Element position data
---------------

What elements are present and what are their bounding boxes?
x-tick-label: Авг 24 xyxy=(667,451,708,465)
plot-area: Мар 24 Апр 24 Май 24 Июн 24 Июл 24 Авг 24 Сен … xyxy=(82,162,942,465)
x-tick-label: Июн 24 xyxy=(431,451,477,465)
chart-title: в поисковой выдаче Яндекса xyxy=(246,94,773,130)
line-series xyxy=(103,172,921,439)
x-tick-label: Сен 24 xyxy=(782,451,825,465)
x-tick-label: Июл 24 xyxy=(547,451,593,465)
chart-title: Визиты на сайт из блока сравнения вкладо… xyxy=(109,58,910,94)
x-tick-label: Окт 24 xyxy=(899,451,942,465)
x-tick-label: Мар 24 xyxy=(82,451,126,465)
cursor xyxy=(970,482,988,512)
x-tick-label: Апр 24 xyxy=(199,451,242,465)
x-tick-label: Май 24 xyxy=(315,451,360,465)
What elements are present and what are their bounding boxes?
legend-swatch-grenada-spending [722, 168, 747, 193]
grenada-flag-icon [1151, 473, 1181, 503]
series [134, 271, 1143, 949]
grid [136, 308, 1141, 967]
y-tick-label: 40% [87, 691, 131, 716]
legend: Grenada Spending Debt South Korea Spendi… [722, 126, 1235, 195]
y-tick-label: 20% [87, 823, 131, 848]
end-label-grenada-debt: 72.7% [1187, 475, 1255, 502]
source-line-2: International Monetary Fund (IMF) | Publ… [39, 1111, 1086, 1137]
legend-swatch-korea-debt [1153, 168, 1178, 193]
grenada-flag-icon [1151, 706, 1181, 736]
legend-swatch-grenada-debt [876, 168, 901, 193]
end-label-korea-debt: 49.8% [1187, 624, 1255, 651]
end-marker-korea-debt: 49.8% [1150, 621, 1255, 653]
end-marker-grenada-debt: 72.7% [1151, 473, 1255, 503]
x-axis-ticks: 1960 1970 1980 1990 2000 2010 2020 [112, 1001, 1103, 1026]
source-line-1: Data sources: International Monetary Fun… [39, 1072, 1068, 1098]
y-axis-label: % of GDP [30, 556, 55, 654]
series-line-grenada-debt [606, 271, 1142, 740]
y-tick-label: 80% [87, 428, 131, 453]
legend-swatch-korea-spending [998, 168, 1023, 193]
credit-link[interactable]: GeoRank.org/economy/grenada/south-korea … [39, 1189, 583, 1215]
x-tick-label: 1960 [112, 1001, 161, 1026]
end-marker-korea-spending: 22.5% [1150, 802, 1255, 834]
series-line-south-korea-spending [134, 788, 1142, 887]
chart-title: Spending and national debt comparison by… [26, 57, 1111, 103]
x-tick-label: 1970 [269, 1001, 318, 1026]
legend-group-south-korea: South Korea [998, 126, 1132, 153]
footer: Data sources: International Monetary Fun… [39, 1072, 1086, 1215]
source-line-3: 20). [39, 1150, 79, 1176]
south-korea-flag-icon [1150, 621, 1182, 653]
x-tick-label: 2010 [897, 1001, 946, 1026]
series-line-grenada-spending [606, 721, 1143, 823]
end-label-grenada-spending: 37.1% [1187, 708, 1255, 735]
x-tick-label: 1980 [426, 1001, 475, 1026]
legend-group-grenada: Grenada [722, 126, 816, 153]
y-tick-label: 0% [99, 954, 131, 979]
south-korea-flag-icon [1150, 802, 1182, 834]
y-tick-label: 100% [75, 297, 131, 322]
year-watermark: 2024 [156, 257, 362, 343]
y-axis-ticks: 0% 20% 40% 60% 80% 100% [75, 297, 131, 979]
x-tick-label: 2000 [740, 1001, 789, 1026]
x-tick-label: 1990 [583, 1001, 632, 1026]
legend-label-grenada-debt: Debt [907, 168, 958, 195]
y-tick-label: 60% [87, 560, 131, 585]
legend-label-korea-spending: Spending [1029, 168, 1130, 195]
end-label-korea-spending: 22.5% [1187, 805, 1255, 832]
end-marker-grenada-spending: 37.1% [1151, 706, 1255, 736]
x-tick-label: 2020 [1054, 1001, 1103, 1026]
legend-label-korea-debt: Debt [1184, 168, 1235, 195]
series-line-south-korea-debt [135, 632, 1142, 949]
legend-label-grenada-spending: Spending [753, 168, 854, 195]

---------------

> Objective
Pull every line from the items above and copy each one out unchanged, character for character.

> Result of this task
What elements are present and what are their bounding boxes?
x-tick-label: Авг 24 xyxy=(667,451,708,465)
plot-area: Мар 24 Апр 24 Май 24 Июн 24 Июл 24 Авг 24 Сен … xyxy=(82,162,942,465)
x-tick-label: Июн 24 xyxy=(431,451,477,465)
chart-title: в поисковой выдаче Яндекса xyxy=(246,94,773,130)
line-series xyxy=(103,172,921,439)
x-tick-label: Сен 24 xyxy=(782,451,825,465)
x-tick-label: Июл 24 xyxy=(547,451,593,465)
chart-title: Визиты на сайт из блока сравнения вкладо… xyxy=(109,58,910,94)
x-tick-label: Окт 24 xyxy=(899,451,942,465)
x-tick-label: Мар 24 xyxy=(82,451,126,465)
cursor xyxy=(970,482,988,512)
x-tick-label: Апр 24 xyxy=(199,451,242,465)
x-tick-label: Май 24 xyxy=(315,451,360,465)
What elements are present and what are their bounding boxes?
legend-swatch-grenada-spending [722, 168, 747, 193]
grenada-flag-icon [1151, 473, 1181, 503]
series [134, 271, 1143, 949]
grid [136, 308, 1141, 967]
y-tick-label: 40% [87, 691, 131, 716]
legend: Grenada Spending Debt South Korea Spendi… [722, 126, 1235, 195]
y-tick-label: 20% [87, 823, 131, 848]
end-label-grenada-debt: 72.7% [1187, 475, 1255, 502]
source-line-2: International Monetary Fund (IMF) | Publ… [39, 1111, 1086, 1137]
legend-swatch-korea-debt [1153, 168, 1178, 193]
grenada-flag-icon [1151, 706, 1181, 736]
legend-swatch-grenada-debt [876, 168, 901, 193]
end-label-korea-debt: 49.8% [1187, 624, 1255, 651]
end-marker-korea-debt: 49.8% [1150, 621, 1255, 653]
end-marker-grenada-debt: 72.7% [1151, 473, 1255, 503]
x-axis-ticks: 1960 1970 1980 1990 2000 2010 2020 [112, 1001, 1103, 1026]
source-line-1: Data sources: International Monetary Fun… [39, 1072, 1068, 1098]
y-axis-label: % of GDP [30, 556, 55, 654]
series-line-grenada-debt [606, 271, 1142, 740]
y-tick-label: 80% [87, 428, 131, 453]
legend-swatch-korea-spending [998, 168, 1023, 193]
credit-link[interactable]: GeoRank.org/economy/grenada/south-korea … [39, 1189, 583, 1215]
x-tick-label: 1960 [112, 1001, 161, 1026]
end-marker-korea-spending: 22.5% [1150, 802, 1255, 834]
series-line-south-korea-spending [134, 788, 1142, 887]
chart-title: Spending and national debt comparison by… [26, 57, 1111, 103]
x-tick-label: 1970 [269, 1001, 318, 1026]
legend-group-south-korea: South Korea [998, 126, 1132, 153]
footer: Data sources: International Monetary Fun… [39, 1072, 1086, 1215]
source-line-3: 20). [39, 1150, 79, 1176]
south-korea-flag-icon [1150, 621, 1182, 653]
x-tick-label: 2010 [897, 1001, 946, 1026]
series-line-grenada-spending [606, 721, 1143, 823]
end-label-grenada-spending: 37.1% [1187, 708, 1255, 735]
x-tick-label: 1980 [426, 1001, 475, 1026]
legend-group-grenada: Grenada [722, 126, 816, 153]
y-tick-label: 0% [99, 954, 131, 979]
south-korea-flag-icon [1150, 802, 1182, 834]
y-tick-label: 100% [75, 297, 131, 322]
year-watermark: 2024 [156, 257, 362, 343]
y-axis-ticks: 0% 20% 40% 60% 80% 100% [75, 297, 131, 979]
x-tick-label: 2000 [740, 1001, 789, 1026]
x-tick-label: 1990 [583, 1001, 632, 1026]
legend-label-grenada-debt: Debt [907, 168, 958, 195]
y-tick-label: 60% [87, 560, 131, 585]
legend-label-korea-spending: Spending [1029, 168, 1130, 195]
end-label-korea-spending: 22.5% [1187, 805, 1255, 832]
end-marker-grenada-spending: 37.1% [1151, 706, 1255, 736]
x-tick-label: 2020 [1054, 1001, 1103, 1026]
legend-label-korea-debt: Debt [1184, 168, 1235, 195]
series-line-south-korea-debt [135, 632, 1142, 949]
legend-label-grenada-spending: Spending [753, 168, 854, 195]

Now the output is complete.